◆ **DATA PROVIDED**:

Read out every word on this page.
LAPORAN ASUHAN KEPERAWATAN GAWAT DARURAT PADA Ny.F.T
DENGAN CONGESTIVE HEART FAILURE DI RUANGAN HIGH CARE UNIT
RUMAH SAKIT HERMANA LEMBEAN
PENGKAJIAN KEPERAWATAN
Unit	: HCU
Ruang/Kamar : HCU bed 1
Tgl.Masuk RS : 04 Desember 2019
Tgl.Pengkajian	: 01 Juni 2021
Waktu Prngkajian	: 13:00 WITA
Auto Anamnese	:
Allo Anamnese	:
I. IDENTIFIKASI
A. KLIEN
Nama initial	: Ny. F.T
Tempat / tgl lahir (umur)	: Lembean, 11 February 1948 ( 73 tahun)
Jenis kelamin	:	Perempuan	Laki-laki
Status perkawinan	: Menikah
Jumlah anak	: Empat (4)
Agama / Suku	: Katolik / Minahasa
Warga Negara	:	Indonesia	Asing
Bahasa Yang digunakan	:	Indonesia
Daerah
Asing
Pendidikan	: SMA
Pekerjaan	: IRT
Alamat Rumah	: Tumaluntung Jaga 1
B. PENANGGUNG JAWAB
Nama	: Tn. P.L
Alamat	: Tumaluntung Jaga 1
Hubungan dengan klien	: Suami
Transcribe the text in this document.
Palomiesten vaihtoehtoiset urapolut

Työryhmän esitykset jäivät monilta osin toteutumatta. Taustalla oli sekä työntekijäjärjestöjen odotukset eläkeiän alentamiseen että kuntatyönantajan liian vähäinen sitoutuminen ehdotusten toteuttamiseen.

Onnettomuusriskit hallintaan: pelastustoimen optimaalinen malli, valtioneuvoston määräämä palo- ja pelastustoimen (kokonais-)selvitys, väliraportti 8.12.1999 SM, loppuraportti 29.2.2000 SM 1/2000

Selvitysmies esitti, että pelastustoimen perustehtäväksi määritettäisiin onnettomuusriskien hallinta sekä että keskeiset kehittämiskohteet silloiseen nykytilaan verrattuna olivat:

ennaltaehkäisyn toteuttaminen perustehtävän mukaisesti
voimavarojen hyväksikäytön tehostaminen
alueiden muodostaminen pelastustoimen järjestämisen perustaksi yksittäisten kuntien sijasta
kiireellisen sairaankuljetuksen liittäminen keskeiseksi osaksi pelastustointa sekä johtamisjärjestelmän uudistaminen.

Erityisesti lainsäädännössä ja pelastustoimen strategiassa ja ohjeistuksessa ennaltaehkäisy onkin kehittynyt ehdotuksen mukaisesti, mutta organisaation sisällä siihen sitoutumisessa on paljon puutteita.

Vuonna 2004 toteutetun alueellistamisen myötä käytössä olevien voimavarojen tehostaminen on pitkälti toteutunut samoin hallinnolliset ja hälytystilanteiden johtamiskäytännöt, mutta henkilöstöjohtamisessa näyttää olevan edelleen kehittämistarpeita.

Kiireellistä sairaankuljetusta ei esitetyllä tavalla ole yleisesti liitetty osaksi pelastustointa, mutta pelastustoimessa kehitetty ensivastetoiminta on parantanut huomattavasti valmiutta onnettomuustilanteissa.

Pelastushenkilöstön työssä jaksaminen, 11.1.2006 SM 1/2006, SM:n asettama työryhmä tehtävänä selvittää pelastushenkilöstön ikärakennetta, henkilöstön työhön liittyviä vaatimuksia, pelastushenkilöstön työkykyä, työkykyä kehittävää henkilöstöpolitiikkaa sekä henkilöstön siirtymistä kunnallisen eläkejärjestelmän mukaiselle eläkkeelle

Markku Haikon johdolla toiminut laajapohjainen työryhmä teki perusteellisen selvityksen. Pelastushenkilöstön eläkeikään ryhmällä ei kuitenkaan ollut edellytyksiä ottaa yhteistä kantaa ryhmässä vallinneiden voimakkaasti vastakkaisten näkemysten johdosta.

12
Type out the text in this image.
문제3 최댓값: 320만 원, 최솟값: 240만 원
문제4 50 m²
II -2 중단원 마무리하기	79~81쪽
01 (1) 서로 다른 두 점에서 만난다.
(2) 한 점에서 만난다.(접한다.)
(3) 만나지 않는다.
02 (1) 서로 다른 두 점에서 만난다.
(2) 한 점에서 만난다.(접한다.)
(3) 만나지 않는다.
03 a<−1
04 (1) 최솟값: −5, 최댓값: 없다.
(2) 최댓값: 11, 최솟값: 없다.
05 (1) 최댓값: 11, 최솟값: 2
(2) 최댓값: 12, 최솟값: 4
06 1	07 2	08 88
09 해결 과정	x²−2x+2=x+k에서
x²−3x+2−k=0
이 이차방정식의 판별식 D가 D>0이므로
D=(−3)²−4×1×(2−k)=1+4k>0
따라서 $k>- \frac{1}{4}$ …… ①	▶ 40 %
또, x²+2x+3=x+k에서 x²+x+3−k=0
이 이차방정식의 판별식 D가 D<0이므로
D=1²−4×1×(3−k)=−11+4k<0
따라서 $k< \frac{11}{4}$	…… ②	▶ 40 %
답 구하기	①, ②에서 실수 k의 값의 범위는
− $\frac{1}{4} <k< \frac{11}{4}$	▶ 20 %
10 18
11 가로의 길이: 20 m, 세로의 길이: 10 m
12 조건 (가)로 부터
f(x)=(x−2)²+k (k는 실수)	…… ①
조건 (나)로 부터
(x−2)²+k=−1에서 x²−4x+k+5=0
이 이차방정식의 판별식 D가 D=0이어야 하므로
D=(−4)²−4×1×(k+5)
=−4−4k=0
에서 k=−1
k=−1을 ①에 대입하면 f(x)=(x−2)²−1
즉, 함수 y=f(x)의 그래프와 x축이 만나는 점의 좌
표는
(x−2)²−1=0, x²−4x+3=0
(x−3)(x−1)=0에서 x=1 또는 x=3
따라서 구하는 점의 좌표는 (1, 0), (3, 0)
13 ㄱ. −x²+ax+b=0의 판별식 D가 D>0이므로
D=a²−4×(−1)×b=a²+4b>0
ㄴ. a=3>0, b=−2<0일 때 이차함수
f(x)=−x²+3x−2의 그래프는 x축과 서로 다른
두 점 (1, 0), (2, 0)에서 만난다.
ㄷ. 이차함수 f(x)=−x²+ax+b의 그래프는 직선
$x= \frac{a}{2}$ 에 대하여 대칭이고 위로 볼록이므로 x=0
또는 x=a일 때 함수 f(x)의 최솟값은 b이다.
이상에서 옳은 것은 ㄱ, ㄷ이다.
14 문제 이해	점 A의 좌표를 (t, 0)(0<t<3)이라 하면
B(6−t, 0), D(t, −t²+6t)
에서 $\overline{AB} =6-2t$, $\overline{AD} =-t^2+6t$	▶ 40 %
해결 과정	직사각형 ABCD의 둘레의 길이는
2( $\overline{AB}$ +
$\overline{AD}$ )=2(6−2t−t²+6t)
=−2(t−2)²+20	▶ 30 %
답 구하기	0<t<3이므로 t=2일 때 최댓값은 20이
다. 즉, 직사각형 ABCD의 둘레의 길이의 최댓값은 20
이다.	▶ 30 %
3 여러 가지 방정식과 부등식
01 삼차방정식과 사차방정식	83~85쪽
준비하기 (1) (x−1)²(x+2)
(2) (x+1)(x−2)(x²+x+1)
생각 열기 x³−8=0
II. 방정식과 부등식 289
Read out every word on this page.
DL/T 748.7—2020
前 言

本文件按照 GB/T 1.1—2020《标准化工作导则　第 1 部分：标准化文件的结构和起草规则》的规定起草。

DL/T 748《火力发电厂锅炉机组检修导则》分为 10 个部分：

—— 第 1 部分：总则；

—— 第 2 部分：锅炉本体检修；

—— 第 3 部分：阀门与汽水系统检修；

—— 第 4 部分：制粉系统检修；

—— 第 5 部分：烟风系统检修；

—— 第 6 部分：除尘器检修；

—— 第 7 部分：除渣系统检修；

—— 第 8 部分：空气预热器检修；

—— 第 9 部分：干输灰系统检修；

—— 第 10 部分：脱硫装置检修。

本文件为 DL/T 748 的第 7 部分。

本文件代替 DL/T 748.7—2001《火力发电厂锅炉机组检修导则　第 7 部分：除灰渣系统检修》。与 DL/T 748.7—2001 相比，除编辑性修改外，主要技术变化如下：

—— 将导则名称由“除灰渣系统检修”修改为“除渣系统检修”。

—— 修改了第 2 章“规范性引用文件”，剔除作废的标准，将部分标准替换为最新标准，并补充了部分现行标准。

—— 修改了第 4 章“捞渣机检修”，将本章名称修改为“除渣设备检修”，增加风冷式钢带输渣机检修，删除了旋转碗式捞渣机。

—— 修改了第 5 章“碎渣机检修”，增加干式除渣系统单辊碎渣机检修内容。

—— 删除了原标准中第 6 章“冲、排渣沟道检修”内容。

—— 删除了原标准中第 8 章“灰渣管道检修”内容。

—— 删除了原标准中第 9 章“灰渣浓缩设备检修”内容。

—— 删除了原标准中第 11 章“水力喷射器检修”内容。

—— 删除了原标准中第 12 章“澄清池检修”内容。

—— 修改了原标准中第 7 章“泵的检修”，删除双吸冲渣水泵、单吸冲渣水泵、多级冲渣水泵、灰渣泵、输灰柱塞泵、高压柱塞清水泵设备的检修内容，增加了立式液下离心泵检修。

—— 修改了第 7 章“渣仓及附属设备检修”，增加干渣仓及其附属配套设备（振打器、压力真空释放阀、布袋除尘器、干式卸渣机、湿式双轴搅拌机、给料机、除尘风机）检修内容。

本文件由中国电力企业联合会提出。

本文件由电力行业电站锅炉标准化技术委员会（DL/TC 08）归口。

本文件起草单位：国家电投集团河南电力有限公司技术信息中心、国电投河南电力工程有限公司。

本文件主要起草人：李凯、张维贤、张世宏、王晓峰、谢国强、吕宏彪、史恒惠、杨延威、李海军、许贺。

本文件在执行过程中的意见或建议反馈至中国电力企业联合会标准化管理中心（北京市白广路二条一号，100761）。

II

◆ **TASK**:
Look above for every line with the word "overline" and copy it.

◆ **FULL OUTPUT**:
에서 $\overline{AB} =6-2t$, $\overline{AD} =-t^2+6t$	▶ 40 %
2( $\overline{AB}$ +
$\overline{AD}$ )=2(6−2t−t²+6t)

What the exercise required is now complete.